▶ _Problem details_
Select the lines that contain "دارایی" and copy each of them.
━━ Input
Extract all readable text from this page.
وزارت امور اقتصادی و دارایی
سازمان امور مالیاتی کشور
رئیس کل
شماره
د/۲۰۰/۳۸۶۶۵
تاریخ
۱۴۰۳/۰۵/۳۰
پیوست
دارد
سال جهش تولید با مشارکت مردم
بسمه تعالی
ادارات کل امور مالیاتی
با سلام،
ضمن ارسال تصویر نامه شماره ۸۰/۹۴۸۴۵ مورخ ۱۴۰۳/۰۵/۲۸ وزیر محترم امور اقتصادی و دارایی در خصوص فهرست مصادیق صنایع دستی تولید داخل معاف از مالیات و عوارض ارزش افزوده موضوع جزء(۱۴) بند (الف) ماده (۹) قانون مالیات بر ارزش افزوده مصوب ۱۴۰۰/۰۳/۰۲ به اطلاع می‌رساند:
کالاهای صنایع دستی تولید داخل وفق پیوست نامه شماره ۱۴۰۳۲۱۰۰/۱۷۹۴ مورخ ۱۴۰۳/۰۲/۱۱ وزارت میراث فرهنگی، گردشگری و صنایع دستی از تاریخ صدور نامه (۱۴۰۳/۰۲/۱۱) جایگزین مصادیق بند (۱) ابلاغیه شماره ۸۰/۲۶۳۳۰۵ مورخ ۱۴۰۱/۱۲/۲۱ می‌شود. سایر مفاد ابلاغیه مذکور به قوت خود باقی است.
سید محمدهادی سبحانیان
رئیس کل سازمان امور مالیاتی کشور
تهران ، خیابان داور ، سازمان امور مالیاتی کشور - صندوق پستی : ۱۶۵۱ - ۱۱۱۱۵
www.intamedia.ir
━━━━
▶ _Task response_
وزارت امور اقتصادی و دارایی
ضمن ارسال تصویر نامه شماره ۸۰/۹۴۸۴۵ مورخ ۱۴۰۳/۰۵/۲۸ وزیر محترم امور اقتصادی و دارایی در خصوص فهرست مصادیق صنایع دستی تولید داخل معاف از مالیات و عوارض ارزش افزوده موضوع جزء(۱۴) بند (الف) ماده (۹) قانون مالیات بر ارزش افزوده مصوب ۱۴۰۰/۰۳/۰۲ به اطلاع می‌رساند:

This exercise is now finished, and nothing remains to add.